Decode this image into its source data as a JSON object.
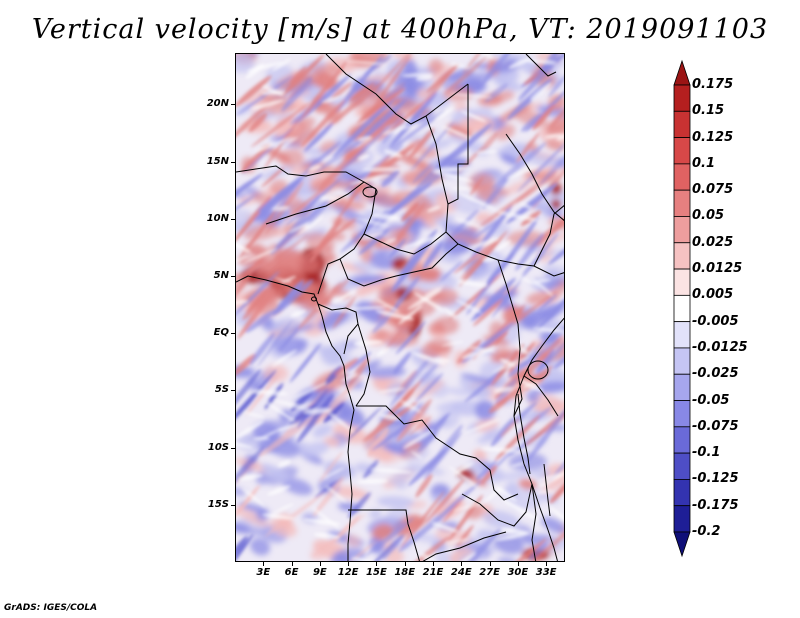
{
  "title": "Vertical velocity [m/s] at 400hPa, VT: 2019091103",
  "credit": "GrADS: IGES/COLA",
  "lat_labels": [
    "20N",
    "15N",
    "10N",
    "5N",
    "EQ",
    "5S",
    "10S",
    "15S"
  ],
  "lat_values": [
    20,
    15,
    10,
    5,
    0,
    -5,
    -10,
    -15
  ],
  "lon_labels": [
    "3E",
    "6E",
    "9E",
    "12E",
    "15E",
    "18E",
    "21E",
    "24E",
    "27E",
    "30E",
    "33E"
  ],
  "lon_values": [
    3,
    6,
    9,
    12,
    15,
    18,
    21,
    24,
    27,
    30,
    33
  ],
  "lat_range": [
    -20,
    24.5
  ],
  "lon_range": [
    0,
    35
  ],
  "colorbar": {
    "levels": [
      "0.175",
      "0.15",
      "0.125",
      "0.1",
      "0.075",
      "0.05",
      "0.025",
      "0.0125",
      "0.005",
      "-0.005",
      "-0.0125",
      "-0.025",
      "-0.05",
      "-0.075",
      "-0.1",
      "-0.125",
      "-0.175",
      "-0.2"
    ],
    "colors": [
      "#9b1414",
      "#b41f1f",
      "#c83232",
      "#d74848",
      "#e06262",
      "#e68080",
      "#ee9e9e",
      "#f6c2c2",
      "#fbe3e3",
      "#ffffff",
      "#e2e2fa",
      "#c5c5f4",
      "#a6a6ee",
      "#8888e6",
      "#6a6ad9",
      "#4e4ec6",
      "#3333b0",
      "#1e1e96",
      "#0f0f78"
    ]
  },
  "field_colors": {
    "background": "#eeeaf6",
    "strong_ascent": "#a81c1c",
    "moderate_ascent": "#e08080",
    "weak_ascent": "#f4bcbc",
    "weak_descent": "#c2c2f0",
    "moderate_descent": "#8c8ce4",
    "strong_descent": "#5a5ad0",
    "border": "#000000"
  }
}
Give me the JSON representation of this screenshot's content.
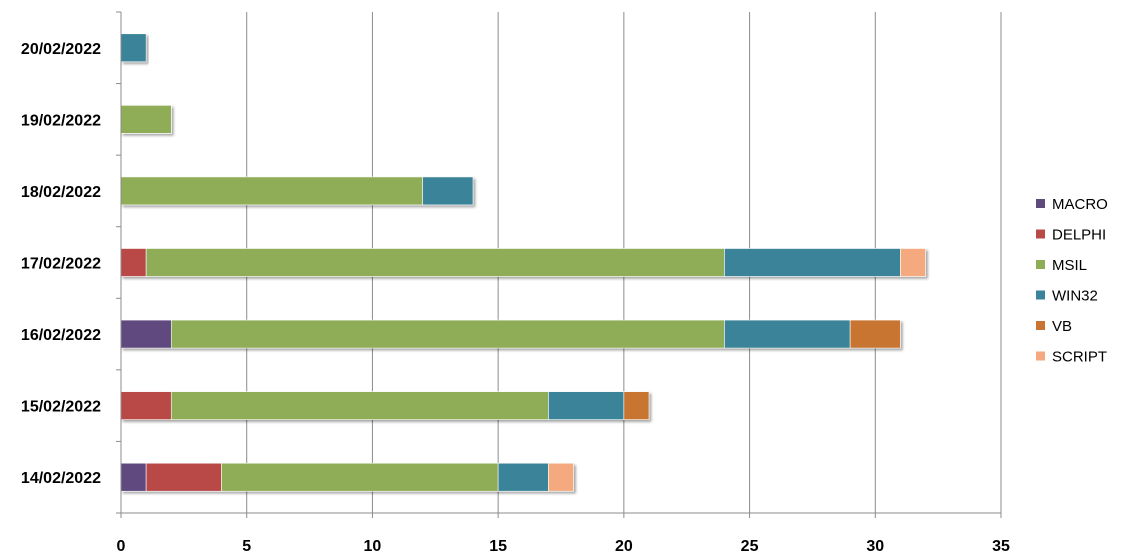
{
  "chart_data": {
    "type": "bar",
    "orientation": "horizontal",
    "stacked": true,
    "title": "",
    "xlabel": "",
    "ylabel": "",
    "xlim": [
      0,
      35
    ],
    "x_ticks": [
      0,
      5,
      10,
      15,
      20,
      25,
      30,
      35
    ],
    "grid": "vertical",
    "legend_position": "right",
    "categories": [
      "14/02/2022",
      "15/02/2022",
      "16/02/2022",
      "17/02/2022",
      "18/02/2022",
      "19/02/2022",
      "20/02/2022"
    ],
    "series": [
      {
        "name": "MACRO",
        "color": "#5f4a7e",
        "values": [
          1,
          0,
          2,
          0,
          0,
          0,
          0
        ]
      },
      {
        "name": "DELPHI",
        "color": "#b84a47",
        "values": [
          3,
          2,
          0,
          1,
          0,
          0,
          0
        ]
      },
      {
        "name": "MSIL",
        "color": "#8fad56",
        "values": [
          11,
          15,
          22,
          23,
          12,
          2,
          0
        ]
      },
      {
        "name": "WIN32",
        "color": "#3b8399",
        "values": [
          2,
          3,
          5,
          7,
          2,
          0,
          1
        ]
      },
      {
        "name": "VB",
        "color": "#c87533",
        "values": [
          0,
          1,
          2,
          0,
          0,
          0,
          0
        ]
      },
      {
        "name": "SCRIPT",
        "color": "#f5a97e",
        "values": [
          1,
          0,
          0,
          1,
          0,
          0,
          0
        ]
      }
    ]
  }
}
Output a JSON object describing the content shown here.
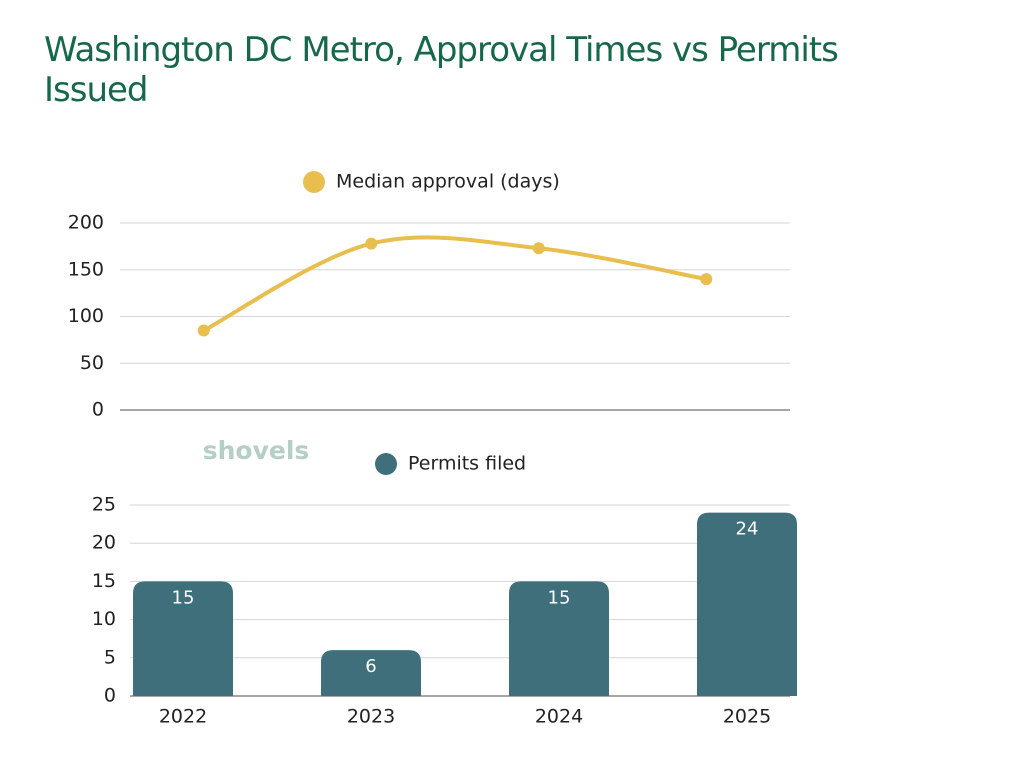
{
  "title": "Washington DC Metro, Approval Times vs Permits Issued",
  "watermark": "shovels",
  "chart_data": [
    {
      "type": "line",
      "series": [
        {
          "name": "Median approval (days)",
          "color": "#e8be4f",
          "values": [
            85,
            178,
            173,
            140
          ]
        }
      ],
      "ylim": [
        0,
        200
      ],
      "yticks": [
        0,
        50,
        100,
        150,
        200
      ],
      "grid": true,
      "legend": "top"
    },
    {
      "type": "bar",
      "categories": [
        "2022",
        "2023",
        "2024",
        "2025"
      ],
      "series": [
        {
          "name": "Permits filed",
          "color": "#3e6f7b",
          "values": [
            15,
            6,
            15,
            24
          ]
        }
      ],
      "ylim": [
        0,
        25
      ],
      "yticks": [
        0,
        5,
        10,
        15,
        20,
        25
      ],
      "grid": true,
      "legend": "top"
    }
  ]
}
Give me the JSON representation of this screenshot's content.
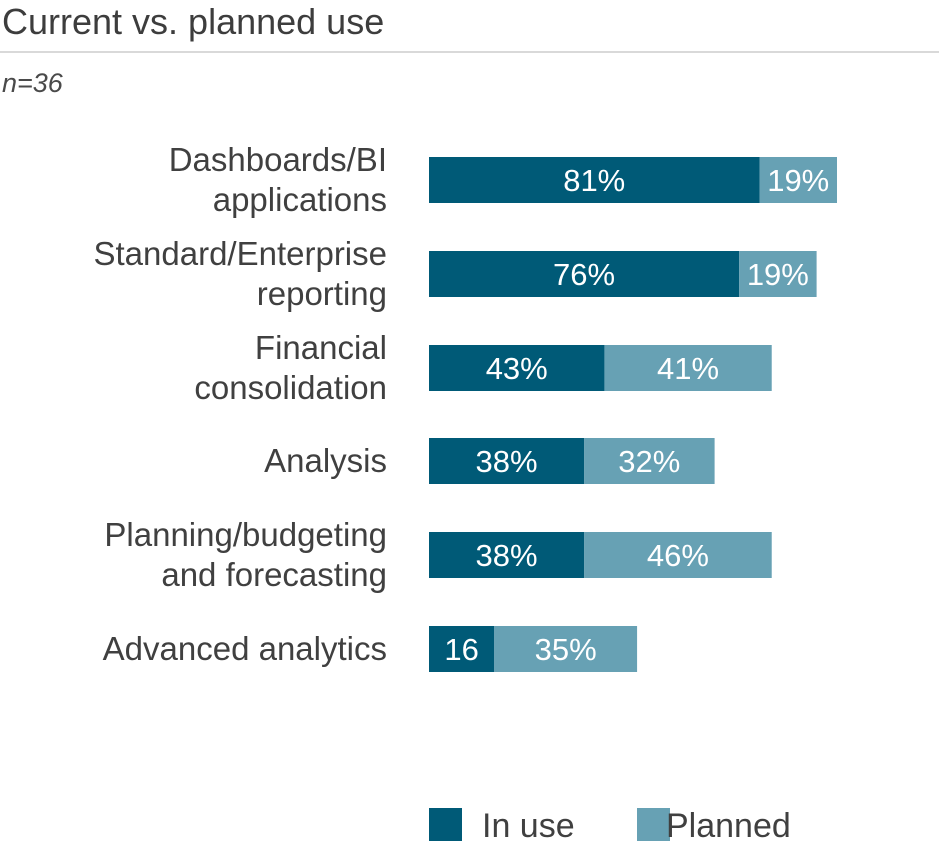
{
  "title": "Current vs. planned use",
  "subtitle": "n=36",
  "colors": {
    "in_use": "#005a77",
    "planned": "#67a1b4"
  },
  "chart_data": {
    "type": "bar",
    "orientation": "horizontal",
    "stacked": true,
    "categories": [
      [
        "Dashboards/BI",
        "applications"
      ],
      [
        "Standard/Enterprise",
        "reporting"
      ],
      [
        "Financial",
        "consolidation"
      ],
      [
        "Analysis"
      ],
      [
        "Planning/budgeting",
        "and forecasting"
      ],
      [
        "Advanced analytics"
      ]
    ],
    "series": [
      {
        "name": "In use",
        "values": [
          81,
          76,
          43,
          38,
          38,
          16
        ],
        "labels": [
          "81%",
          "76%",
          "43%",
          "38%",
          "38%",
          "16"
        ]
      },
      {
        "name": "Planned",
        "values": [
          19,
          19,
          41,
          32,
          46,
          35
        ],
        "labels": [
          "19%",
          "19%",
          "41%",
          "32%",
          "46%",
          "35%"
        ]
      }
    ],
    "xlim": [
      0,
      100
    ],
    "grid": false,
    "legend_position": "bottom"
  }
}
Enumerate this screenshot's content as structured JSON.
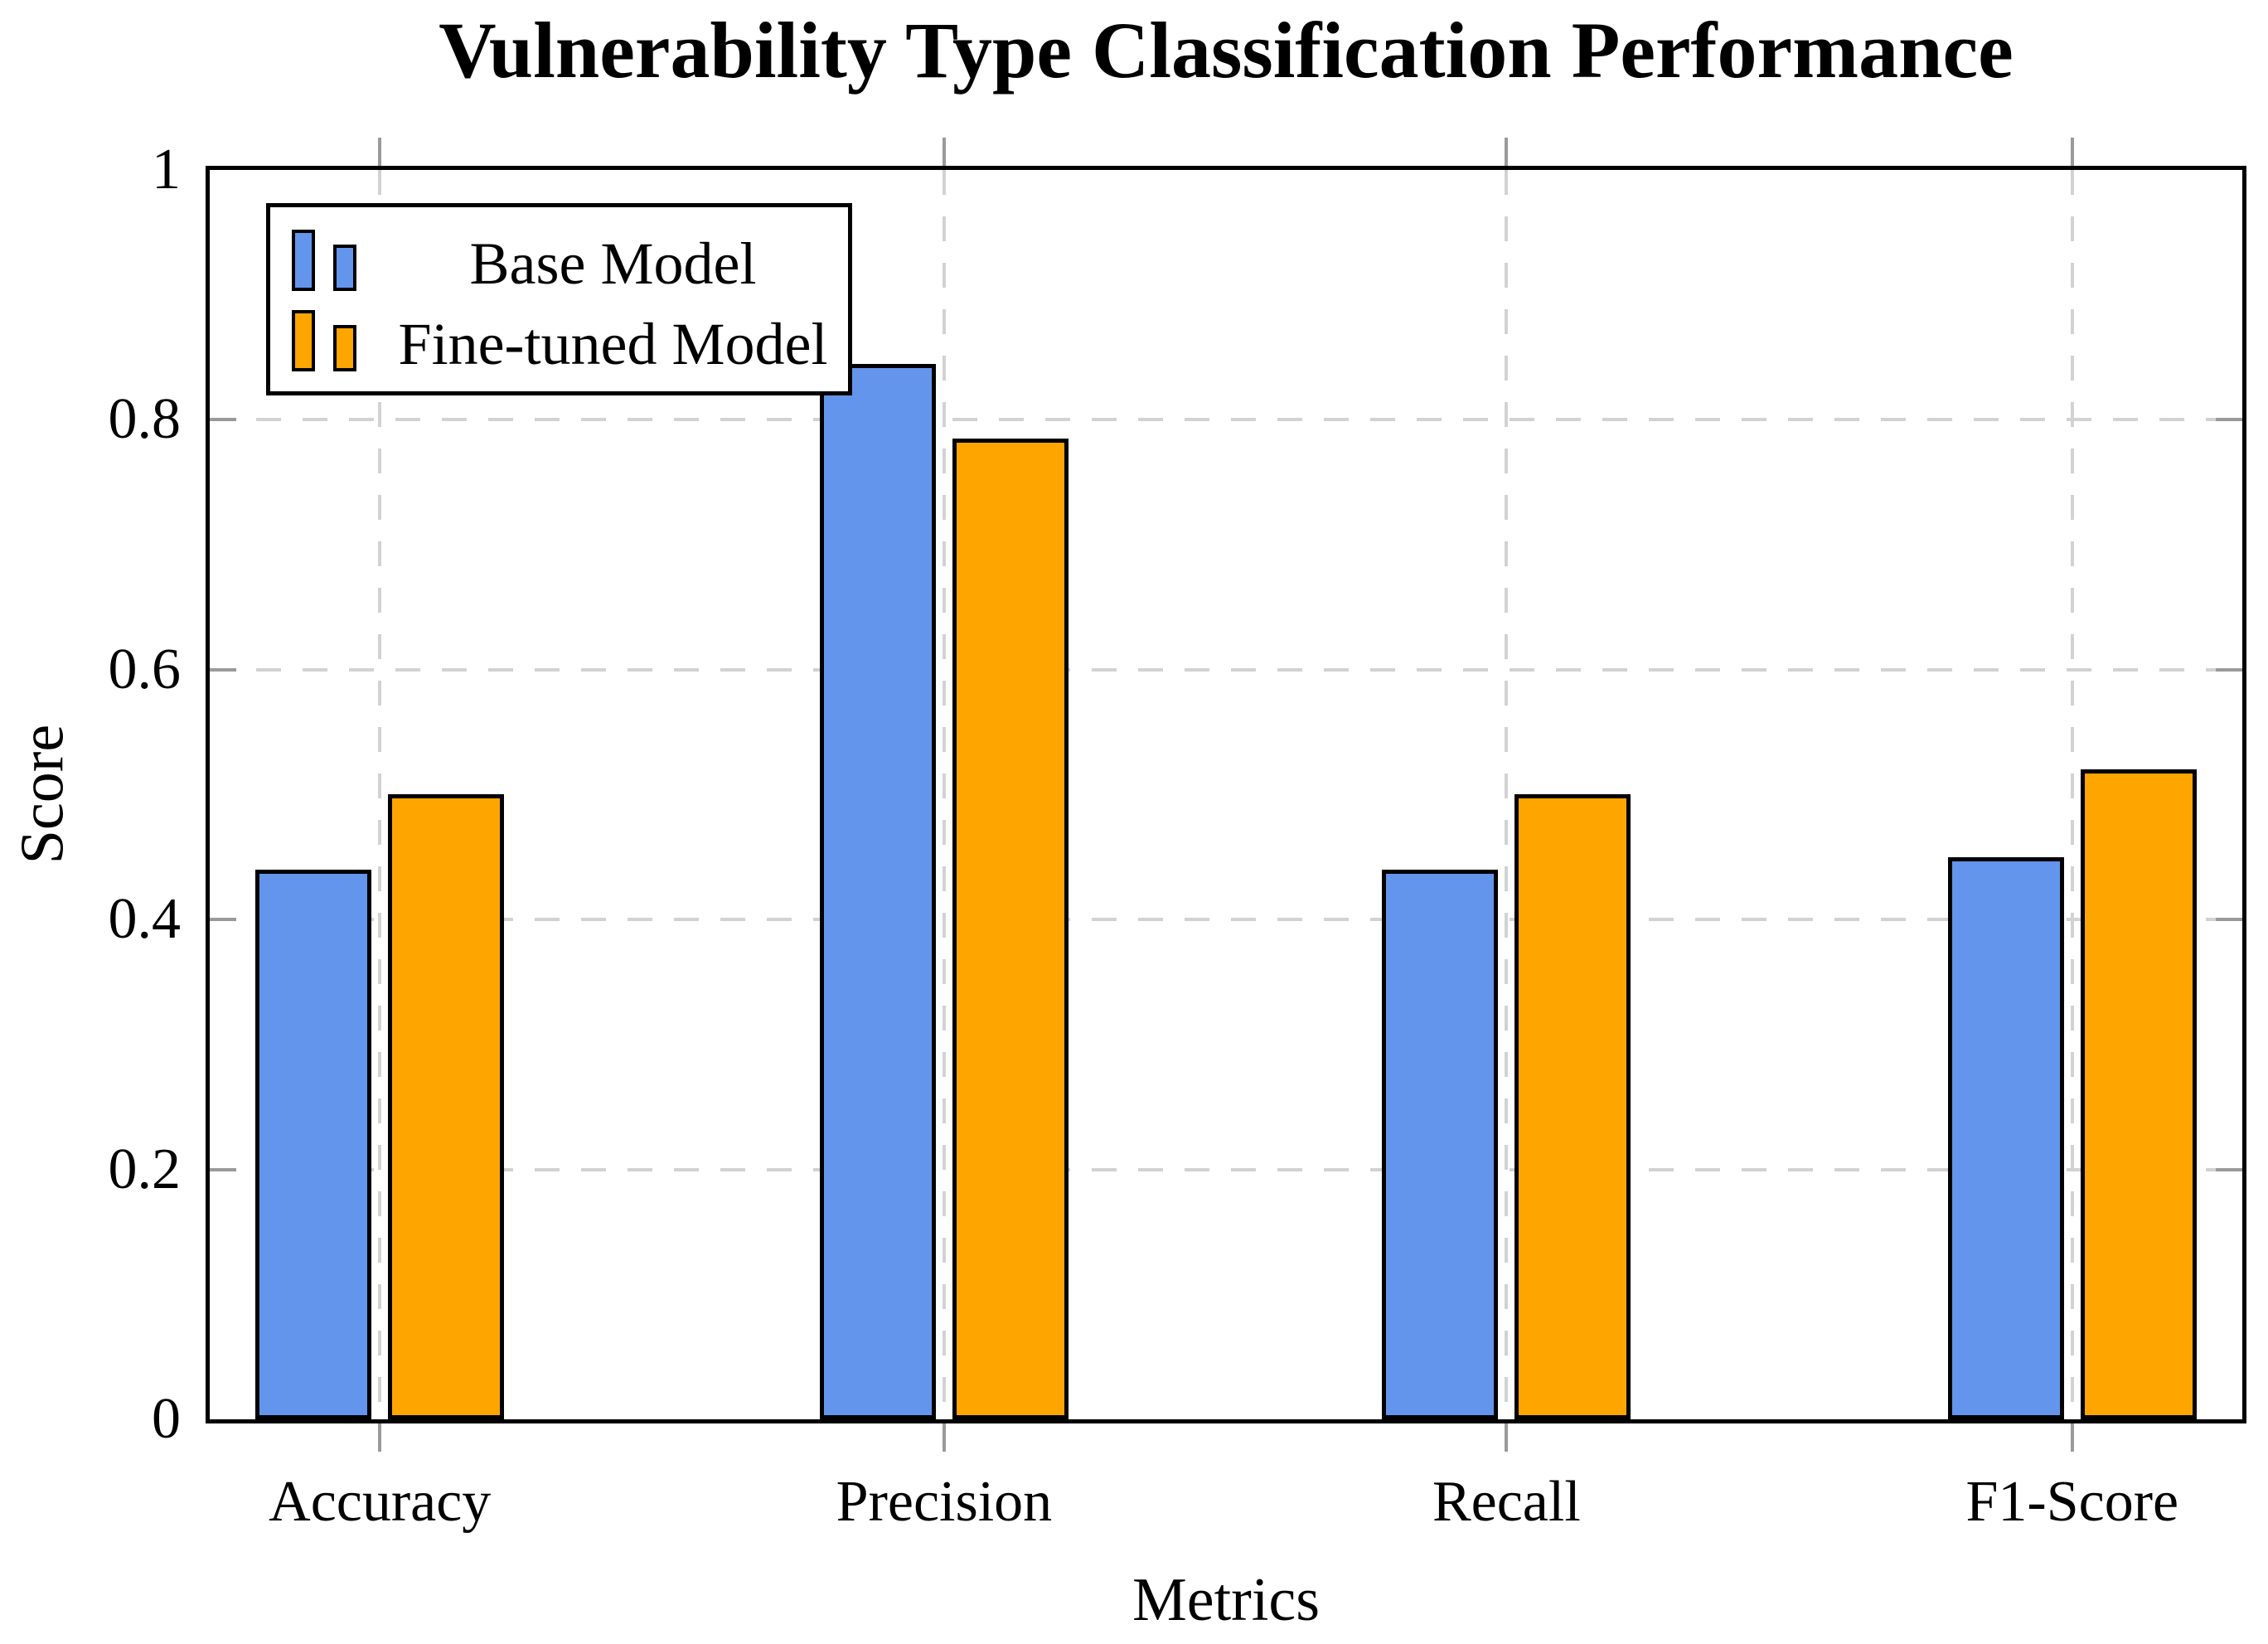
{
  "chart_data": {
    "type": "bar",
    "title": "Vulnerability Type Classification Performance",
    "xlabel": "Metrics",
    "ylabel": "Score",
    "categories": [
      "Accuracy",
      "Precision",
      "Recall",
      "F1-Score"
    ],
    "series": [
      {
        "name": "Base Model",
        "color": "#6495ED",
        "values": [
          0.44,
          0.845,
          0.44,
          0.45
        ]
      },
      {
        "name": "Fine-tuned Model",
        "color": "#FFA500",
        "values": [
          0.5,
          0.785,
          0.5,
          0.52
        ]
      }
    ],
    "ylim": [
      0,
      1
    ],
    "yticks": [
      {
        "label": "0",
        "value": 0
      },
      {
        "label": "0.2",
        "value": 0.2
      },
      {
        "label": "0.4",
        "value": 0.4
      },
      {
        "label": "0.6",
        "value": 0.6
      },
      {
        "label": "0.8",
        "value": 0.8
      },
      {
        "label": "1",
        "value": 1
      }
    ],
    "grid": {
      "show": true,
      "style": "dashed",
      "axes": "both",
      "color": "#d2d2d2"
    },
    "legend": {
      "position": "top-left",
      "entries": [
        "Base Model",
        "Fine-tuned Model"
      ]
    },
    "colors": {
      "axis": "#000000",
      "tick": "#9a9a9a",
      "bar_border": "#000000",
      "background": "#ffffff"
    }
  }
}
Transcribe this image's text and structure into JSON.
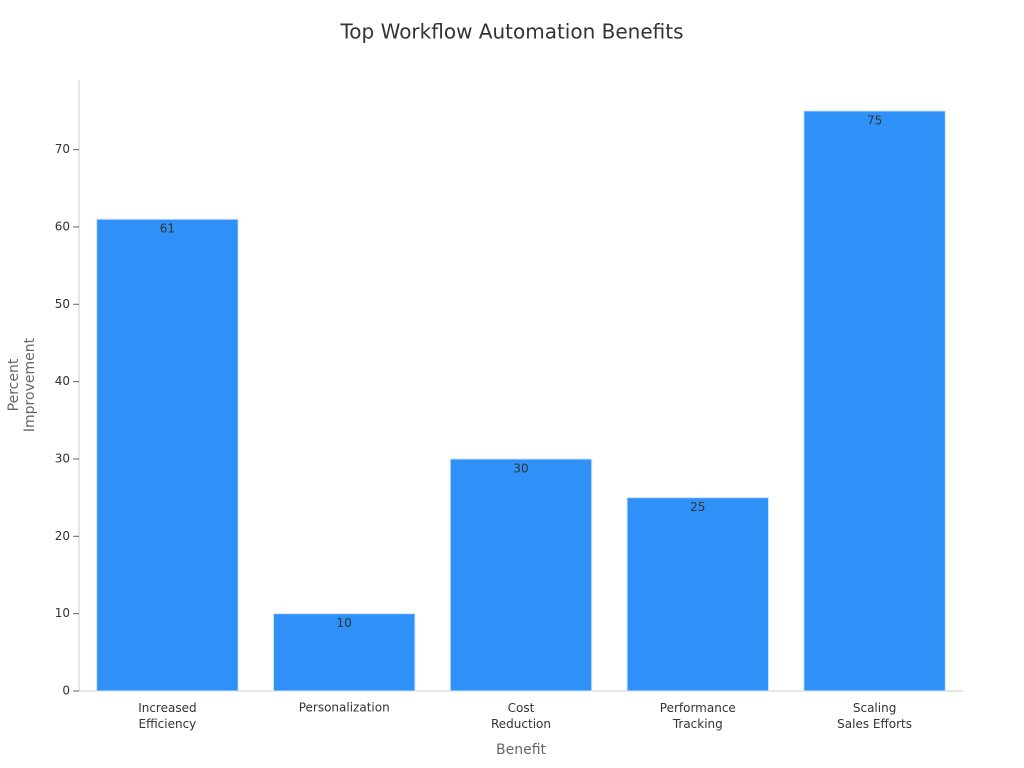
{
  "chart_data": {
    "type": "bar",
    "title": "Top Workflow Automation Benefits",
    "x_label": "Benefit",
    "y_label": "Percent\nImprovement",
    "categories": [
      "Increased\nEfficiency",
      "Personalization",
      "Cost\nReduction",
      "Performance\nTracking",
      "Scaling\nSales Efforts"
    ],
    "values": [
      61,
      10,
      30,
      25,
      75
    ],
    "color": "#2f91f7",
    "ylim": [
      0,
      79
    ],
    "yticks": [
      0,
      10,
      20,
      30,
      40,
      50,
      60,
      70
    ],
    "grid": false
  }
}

......

### Task details
Find the string "into" in the entries above and return each line that holds it.

### Response to this task
Decode this image into its source data as a JSON object.
Transcribe this image's text and structure into JSON.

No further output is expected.